GIVEN INSTRUCTION »
Look through the listing below and report how many lines contain "true", as a bare number.

RECORDS FOR THE TASK »
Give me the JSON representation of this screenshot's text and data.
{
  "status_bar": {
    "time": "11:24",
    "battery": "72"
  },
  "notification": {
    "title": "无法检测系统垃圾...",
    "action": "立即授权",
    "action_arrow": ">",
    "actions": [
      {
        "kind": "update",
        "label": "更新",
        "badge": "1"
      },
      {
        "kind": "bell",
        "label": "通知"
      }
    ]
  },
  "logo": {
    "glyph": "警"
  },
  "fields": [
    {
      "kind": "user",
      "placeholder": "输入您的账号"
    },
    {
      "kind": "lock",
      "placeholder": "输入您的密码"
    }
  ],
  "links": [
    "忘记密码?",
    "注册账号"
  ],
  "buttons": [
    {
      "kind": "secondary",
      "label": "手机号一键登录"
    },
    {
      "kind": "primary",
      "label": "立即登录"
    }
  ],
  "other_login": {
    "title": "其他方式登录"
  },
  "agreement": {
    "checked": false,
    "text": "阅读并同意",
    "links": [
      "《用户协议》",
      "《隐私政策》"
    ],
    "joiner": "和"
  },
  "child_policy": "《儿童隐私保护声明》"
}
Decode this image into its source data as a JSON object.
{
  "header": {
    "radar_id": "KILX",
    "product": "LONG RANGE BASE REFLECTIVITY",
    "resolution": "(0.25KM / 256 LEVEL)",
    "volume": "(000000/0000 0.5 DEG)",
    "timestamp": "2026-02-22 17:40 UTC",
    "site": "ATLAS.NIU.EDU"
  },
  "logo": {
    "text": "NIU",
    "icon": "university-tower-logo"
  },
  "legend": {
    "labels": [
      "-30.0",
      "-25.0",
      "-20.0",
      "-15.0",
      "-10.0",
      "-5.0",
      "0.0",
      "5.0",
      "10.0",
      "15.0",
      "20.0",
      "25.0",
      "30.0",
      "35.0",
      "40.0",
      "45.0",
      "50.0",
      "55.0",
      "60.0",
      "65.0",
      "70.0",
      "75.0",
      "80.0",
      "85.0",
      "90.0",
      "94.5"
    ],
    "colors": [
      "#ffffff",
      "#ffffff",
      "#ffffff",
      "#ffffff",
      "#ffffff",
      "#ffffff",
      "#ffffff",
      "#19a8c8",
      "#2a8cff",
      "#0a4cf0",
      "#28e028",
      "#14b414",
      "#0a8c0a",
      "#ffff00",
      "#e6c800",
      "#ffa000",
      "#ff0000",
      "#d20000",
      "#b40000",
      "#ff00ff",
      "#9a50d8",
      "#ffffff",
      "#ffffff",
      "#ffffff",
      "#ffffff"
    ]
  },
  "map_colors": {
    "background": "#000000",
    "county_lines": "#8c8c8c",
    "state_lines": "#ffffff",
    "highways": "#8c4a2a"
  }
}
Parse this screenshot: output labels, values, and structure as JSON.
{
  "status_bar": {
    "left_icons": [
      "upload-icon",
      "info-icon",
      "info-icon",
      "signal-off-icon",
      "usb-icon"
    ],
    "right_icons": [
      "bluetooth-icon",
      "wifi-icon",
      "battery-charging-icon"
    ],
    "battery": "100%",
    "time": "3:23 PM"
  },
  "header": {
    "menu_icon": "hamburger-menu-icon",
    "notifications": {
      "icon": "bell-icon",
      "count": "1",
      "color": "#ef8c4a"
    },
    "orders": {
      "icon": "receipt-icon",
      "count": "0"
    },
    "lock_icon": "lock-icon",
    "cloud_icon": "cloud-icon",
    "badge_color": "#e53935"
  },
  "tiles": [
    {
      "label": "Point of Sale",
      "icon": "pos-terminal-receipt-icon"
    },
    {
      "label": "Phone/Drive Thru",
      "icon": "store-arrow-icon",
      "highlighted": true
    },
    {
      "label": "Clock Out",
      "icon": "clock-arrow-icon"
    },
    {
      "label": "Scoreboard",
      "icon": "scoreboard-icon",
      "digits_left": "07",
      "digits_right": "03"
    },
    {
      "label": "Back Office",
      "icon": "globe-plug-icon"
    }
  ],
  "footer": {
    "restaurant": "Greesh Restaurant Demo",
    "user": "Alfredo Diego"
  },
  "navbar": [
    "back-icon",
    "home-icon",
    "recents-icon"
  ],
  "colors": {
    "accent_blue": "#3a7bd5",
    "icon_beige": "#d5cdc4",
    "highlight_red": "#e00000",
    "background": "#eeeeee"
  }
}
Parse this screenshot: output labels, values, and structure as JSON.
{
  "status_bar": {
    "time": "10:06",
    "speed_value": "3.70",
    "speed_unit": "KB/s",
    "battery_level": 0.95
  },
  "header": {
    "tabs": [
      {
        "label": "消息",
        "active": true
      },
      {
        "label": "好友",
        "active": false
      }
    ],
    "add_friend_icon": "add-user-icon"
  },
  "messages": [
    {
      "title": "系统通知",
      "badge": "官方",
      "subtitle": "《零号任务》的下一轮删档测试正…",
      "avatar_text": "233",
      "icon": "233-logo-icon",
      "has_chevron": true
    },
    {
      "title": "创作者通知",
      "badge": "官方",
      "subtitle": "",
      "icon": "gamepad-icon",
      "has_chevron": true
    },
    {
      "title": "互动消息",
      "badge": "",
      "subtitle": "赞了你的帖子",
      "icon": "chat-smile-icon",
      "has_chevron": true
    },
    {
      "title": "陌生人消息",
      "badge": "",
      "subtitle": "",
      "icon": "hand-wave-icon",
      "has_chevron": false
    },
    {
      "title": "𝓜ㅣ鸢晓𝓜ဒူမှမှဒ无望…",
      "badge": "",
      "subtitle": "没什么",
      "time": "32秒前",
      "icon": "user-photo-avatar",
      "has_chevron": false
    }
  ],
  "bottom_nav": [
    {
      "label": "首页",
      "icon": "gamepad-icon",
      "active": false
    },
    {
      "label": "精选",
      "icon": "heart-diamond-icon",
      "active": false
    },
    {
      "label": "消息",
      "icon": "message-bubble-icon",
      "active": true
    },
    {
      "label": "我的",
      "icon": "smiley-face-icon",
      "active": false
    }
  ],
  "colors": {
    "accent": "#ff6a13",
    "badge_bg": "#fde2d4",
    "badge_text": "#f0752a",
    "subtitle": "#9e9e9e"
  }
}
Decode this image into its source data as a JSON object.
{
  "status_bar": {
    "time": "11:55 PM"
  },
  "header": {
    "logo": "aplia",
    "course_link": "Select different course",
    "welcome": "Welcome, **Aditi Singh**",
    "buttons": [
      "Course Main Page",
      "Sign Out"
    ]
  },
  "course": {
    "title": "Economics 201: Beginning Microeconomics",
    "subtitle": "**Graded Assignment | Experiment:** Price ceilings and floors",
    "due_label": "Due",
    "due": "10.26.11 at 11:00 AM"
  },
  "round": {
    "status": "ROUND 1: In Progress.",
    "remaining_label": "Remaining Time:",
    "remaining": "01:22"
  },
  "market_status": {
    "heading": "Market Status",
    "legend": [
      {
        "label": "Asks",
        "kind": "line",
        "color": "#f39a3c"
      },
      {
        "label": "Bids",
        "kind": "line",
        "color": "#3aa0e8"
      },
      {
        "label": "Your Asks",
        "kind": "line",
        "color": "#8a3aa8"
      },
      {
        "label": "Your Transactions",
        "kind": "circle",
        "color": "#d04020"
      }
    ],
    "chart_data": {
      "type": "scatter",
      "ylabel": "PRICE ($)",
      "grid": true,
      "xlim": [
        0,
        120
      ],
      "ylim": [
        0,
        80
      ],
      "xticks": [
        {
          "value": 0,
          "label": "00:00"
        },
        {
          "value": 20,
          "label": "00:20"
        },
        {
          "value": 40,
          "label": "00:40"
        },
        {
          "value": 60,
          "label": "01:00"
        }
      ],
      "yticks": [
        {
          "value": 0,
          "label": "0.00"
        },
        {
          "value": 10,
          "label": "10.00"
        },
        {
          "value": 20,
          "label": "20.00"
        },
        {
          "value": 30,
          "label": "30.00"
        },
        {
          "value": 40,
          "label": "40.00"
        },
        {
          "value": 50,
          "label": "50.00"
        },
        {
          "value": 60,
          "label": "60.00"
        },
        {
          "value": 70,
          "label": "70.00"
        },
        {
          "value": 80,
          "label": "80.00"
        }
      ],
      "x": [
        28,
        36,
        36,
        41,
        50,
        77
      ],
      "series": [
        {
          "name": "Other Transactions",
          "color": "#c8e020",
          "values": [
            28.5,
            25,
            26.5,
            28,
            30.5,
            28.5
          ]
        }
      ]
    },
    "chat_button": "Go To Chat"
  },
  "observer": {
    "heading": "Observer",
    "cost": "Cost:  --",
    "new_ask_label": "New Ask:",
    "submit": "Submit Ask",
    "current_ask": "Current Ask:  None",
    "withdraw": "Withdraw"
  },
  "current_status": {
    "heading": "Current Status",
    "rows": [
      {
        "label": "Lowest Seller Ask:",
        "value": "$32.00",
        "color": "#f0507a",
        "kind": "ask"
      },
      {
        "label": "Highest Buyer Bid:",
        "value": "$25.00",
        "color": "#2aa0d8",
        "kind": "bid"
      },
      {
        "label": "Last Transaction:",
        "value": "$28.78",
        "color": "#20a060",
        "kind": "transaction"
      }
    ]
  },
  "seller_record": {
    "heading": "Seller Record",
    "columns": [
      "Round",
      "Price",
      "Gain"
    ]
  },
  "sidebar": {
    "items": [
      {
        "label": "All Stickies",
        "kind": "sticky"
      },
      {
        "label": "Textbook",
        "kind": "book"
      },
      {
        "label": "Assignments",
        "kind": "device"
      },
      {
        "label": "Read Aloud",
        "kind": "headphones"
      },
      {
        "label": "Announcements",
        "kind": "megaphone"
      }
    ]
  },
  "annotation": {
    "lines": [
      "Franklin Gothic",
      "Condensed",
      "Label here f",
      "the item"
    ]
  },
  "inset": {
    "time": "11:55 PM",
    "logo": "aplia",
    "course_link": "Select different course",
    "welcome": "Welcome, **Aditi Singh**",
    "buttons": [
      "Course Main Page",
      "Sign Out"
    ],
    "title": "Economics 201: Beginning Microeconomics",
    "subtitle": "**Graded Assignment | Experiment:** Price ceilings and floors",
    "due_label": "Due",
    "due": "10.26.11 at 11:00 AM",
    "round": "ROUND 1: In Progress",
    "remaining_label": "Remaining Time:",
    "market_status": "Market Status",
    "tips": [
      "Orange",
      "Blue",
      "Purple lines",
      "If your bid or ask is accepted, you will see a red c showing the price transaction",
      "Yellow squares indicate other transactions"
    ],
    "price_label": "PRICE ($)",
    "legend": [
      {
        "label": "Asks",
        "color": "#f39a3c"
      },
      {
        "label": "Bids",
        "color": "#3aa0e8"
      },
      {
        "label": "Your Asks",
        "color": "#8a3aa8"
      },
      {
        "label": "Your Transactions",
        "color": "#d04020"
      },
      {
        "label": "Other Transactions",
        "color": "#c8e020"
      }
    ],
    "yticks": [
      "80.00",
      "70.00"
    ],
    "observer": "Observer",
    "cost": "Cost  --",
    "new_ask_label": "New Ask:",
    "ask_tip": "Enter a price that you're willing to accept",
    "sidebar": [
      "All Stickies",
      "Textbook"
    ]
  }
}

WORKED SOLUTION »
7